Dataset records:
* * * * *
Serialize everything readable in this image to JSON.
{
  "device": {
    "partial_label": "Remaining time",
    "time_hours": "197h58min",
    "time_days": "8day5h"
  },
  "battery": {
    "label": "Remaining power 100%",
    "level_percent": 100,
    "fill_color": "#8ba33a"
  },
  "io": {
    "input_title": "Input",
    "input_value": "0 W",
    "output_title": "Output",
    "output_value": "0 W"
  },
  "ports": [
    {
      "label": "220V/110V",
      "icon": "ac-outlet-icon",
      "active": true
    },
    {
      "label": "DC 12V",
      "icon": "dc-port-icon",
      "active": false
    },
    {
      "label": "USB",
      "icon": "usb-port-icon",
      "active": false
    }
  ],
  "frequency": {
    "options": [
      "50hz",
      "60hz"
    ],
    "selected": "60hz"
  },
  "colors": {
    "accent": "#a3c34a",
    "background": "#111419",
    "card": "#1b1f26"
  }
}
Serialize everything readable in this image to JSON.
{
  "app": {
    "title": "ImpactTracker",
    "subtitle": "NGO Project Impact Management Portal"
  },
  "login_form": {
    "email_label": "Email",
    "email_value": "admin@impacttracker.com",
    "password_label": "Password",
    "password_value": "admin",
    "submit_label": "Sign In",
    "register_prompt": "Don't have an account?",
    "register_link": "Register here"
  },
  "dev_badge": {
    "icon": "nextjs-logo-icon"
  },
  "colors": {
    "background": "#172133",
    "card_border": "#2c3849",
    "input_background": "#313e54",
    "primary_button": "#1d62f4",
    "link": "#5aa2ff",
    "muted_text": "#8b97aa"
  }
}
* * * * *
▶ Set task:
Go through the entries and return each line where the word "icon" appears.

▶ The reply:
      "icon": "ac-outlet-icon",
      "icon": "dc-port-icon",
      "icon": "usb-port-icon",
    "icon": "nextjs-logo-icon"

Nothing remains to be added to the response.